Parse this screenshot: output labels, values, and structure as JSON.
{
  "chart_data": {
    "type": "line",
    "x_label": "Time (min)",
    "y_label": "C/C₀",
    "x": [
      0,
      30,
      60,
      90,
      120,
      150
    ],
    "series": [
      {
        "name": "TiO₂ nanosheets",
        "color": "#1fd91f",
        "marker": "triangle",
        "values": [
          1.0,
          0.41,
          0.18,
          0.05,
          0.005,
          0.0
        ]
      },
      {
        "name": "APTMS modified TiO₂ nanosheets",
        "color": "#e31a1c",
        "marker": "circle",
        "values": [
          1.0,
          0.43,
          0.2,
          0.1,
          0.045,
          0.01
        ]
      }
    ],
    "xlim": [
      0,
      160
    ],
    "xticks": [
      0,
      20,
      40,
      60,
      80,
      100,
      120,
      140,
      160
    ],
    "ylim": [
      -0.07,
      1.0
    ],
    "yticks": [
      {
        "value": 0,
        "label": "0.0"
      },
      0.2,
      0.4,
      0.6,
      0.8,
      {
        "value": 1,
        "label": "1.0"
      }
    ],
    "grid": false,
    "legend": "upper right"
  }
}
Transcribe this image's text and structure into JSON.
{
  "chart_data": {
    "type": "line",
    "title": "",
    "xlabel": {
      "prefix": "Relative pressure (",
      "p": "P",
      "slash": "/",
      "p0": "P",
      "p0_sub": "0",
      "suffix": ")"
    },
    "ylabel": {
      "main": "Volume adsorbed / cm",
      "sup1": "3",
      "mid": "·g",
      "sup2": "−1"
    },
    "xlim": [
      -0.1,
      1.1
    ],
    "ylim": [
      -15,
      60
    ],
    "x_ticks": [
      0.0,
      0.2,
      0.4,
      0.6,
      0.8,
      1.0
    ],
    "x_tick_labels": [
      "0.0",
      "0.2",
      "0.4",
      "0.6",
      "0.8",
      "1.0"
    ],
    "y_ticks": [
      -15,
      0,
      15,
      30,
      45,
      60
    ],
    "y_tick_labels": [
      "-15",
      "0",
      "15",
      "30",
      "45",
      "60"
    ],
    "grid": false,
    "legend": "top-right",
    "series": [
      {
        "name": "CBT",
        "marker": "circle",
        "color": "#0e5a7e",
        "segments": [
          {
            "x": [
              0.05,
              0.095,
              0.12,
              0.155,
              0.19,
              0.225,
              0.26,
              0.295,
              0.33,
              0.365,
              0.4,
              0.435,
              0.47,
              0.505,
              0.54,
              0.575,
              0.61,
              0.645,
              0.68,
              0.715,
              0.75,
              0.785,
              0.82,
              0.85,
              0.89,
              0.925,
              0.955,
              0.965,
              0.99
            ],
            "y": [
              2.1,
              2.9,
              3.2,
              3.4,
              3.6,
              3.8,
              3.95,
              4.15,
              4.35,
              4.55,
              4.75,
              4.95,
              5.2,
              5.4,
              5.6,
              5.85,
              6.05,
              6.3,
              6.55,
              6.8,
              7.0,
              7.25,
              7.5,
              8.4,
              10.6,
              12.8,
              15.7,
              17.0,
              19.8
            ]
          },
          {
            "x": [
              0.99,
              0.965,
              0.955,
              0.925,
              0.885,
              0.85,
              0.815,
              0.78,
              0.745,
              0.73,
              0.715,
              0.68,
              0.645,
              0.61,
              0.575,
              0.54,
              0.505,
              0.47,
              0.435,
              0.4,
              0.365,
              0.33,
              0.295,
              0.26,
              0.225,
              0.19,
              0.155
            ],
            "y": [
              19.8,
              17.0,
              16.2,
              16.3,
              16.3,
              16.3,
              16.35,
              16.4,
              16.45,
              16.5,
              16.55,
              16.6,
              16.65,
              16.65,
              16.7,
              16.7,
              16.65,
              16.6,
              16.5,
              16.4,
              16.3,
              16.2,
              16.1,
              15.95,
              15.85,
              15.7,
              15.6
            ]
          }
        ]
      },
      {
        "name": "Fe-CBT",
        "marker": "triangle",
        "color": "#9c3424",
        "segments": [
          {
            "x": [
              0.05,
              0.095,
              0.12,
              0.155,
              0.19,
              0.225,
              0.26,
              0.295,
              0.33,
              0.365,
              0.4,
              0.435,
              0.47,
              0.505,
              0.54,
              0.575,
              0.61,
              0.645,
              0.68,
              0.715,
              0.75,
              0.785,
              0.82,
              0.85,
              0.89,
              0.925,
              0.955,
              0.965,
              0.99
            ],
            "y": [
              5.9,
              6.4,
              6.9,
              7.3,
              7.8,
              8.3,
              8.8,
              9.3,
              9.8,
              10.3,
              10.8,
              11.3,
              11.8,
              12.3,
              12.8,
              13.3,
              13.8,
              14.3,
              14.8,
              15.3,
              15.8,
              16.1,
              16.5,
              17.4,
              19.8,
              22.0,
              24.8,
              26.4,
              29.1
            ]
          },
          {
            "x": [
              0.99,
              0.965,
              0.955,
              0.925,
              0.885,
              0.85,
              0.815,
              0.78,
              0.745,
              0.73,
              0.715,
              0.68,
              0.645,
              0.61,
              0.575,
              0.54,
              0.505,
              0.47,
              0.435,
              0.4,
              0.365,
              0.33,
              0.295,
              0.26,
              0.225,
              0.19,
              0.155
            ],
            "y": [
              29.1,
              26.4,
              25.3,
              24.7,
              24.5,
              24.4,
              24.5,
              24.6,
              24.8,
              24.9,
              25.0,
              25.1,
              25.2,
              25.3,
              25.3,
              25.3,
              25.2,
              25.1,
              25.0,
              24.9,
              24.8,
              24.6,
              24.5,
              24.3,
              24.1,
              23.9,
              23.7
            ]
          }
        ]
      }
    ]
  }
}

Task instructions: Go through the entries and repeat each one exactly.

Output of the exercise:
Parse this screenshot: output labels, values, and structure as JSON.
{
  "chart_data": {
    "type": "line",
    "x_label": "Time (min)",
    "y_label": "C/C₀",
    "x": [
      0,
      30,
      60,
      90,
      120,
      150
    ],
    "series": [
      {
        "name": "TiO₂ nanosheets",
        "color": "#1fd91f",
        "marker": "triangle",
        "values": [
          1.0,
          0.41,
          0.18,
          0.05,
          0.005,
          0.0
        ]
      },
      {
        "name": "APTMS modified TiO₂ nanosheets",
        "color": "#e31a1c",
        "marker": "circle",
        "values": [
          1.0,
          0.43,
          0.2,
          0.1,
          0.045,
          0.01
        ]
      }
    ],
    "xlim": [
      0,
      160
    ],
    "xticks": [
      0,
      20,
      40,
      60,
      80,
      100,
      120,
      140,
      160
    ],
    "ylim": [
      -0.07,
      1.0
    ],
    "yticks": [
      {
        "value": 0,
        "label": "0.0"
      },
      0.2,
      0.4,
      0.6,
      0.8,
      {
        "value": 1,
        "label": "1.0"
      }
    ],
    "grid": false,
    "legend": "upper right"
  }
}
Transcribe this image's text and structure into JSON.
{
  "chart_data": {
    "type": "line",
    "title": "",
    "xlabel": {
      "prefix": "Relative pressure (",
      "p": "P",
      "slash": "/",
      "p0": "P",
      "p0_sub": "0",
      "suffix": ")"
    },
    "ylabel": {
      "main": "Volume adsorbed / cm",
      "sup1": "3",
      "mid": "·g",
      "sup2": "−1"
    },
    "xlim": [
      -0.1,
      1.1
    ],
    "ylim": [
      -15,
      60
    ],
    "x_ticks": [
      0.0,
      0.2,
      0.4,
      0.6,
      0.8,
      1.0
    ],
    "x_tick_labels": [
      "0.0",
      "0.2",
      "0.4",
      "0.6",
      "0.8",
      "1.0"
    ],
    "y_ticks": [
      -15,
      0,
      15,
      30,
      45,
      60
    ],
    "y_tick_labels": [
      "-15",
      "0",
      "15",
      "30",
      "45",
      "60"
    ],
    "grid": false,
    "legend": "top-right",
    "series": [
      {
        "name": "CBT",
        "marker": "circle",
        "color": "#0e5a7e",
        "segments": [
          {
            "x": [
              0.05,
              0.095,
              0.12,
              0.155,
              0.19,
              0.225,
              0.26,
              0.295,
              0.33,
              0.365,
              0.4,
              0.435,
              0.47,
              0.505,
              0.54,
              0.575,
              0.61,
              0.645,
              0.68,
              0.715,
              0.75,
              0.785,
              0.82,
              0.85,
              0.89,
              0.925,
              0.955,
              0.965,
              0.99
            ],
            "y": [
              2.1,
              2.9,
              3.2,
              3.4,
              3.6,
              3.8,
              3.95,
              4.15,
              4.35,
              4.55,
              4.75,
              4.95,
              5.2,
              5.4,
              5.6,
              5.85,
              6.05,
              6.3,
              6.55,
              6.8,
              7.0,
              7.25,
              7.5,
              8.4,
              10.6,
              12.8,
              15.7,
              17.0,
              19.8
            ]
          },
          {
            "x": [
              0.99,
              0.965,
              0.955,
              0.925,
              0.885,
              0.85,
              0.815,
              0.78,
              0.745,
              0.73,
              0.715,
              0.68,
              0.645,
              0.61,
              0.575,
              0.54,
              0.505,
              0.47,
              0.435,
              0.4,
              0.365,
              0.33,
              0.295,
              0.26,
              0.225,
              0.19,
              0.155
            ],
            "y": [
              19.8,
              17.0,
              16.2,
              16.3,
              16.3,
              16.3,
              16.35,
              16.4,
              16.45,
              16.5,
              16.55,
              16.6,
              16.65,
              16.65,
              16.7,
              16.7,
              16.65,
              16.6,
              16.5,
              16.4,
              16.3,
              16.2,
              16.1,
              15.95,
              15.85,
              15.7,
              15.6
            ]
          }
        ]
      },
      {
        "name": "Fe-CBT",
        "marker": "triangle",
        "color": "#9c3424",
        "segments": [
          {
            "x": [
              0.05,
              0.095,
              0.12,
              0.155,
              0.19,
              0.225,
              0.26,
              0.295,
              0.33,
              0.365,
              0.4,
              0.435,
              0.47,
              0.505,
              0.54,
              0.575,
              0.61,
              0.645,
              0.68,
              0.715,
              0.75,
              0.785,
              0.82,
              0.85,
              0.89,
              0.925,
              0.955,
              0.965,
              0.99
            ],
            "y": [
              5.9,
              6.4,
              6.9,
              7.3,
              7.8,
              8.3,
              8.8,
              9.3,
              9.8,
              10.3,
              10.8,
              11.3,
              11.8,
              12.3,
              12.8,
              13.3,
              13.8,
              14.3,
              14.8,
              15.3,
              15.8,
              16.1,
              16.5,
              17.4,
              19.8,
              22.0,
              24.8,
              26.4,
              29.1
            ]
          },
          {
            "x": [
              0.99,
              0.965,
              0.955,
              0.925,
              0.885,
              0.85,
              0.815,
              0.78,
              0.745,
              0.73,
              0.715,
              0.68,
              0.645,
              0.61,
              0.575,
              0.54,
              0.505,
              0.47,
              0.435,
              0.4,
              0.365,
              0.33,
              0.295,
              0.26,
              0.225,
              0.19,
              0.155
            ],
            "y": [
              29.1,
              26.4,
              25.3,
              24.7,
              24.5,
              24.4,
              24.5,
              24.6,
              24.8,
              24.9,
              25.0,
              25.1,
              25.2,
              25.3,
              25.3,
              25.3,
              25.2,
              25.1,
              25.0,
              24.9,
              24.8,
              24.6,
              24.5,
              24.3,
              24.1,
              23.9,
              23.7
            ]
          }
        ]
      }
    ]
  }
}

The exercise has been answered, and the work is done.